→ **Directions for this task**: Extract every line that includes the string "your".

··· Entries provided

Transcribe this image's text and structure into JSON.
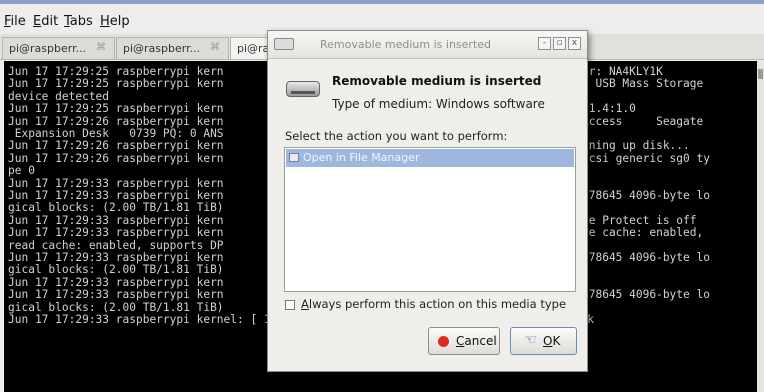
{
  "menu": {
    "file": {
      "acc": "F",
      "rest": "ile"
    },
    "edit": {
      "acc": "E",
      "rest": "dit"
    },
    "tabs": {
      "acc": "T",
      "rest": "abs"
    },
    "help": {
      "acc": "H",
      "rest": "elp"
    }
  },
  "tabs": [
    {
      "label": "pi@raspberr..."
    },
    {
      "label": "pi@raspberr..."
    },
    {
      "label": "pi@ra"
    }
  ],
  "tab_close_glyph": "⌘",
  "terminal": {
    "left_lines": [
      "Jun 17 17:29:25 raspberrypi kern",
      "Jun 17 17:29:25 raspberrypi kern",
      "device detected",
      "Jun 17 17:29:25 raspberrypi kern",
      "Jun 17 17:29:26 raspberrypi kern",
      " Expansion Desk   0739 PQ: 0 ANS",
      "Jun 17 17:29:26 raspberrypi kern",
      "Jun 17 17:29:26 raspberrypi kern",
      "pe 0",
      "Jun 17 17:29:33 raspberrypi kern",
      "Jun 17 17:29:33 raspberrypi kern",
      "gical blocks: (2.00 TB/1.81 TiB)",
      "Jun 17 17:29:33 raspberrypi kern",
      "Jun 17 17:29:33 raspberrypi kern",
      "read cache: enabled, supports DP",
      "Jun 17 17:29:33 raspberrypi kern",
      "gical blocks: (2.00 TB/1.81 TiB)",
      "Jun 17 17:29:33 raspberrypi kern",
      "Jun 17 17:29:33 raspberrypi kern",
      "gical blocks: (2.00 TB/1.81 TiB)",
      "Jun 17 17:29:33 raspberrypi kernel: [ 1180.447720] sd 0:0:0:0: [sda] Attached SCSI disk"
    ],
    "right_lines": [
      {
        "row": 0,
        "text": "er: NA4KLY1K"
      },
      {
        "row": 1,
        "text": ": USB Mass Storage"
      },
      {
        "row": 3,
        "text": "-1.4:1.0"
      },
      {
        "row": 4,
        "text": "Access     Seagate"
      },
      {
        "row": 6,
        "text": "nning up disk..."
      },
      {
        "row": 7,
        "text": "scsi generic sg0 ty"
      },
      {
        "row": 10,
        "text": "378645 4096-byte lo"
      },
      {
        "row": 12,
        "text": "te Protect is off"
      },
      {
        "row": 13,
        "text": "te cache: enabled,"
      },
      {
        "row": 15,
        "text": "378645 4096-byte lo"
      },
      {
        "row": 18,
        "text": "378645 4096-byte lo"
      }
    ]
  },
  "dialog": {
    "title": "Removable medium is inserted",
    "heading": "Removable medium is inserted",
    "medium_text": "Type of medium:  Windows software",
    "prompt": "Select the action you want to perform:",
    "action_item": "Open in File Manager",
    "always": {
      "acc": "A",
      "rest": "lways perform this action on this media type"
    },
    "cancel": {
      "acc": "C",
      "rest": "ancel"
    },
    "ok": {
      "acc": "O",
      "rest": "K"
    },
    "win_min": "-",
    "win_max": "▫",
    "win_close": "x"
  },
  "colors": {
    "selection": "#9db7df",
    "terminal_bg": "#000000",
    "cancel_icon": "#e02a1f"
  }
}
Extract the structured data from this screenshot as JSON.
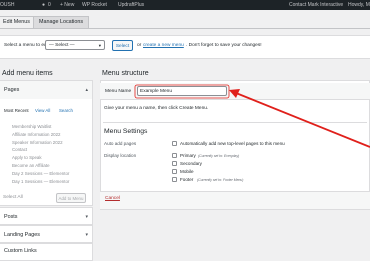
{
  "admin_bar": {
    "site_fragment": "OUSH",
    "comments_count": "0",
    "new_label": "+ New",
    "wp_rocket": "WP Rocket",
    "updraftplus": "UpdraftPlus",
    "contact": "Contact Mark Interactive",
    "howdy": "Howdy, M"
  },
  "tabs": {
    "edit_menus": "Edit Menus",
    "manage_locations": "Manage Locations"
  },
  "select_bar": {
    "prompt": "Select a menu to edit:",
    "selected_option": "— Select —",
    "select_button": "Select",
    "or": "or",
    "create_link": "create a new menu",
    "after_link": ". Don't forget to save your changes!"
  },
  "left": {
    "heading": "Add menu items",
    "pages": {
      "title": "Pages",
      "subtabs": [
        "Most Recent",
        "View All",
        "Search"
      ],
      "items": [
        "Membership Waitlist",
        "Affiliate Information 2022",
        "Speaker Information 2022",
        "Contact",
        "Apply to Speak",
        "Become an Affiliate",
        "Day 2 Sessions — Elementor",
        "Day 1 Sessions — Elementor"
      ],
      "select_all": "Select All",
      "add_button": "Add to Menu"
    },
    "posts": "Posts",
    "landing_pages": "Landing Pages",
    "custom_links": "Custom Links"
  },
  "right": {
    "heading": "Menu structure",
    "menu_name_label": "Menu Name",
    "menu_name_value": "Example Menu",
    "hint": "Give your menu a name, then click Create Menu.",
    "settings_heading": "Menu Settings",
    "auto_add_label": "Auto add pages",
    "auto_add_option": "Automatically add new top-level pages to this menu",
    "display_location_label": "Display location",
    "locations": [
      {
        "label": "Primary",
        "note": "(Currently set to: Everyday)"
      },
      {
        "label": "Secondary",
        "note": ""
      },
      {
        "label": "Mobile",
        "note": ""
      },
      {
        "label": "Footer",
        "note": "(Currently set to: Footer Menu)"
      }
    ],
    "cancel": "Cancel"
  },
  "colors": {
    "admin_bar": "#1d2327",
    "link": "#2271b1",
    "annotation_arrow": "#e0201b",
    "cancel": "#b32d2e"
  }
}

······
··· Entries provided

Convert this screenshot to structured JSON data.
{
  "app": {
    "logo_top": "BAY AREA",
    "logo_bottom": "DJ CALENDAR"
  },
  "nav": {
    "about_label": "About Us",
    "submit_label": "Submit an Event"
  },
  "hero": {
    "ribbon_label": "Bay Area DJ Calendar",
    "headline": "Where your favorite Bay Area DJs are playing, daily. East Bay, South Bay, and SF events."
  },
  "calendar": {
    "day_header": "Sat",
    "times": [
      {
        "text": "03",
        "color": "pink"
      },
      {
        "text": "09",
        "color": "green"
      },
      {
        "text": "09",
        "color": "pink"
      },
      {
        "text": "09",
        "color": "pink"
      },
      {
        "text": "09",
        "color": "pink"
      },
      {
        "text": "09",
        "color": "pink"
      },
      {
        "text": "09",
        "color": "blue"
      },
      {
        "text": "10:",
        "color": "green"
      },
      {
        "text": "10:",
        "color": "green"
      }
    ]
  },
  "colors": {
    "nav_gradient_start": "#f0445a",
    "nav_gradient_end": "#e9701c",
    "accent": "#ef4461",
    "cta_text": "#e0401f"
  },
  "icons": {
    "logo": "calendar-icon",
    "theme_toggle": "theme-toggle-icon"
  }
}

······

→ **Result of this task**:
    "after_link": ". Don't forget to save your changes!"
    "hint": "Give your menu a name, then click Create Menu.",
    "headline": "Where your favorite Bay Area DJs are playing, daily. East Bay, South Bay, and SF events."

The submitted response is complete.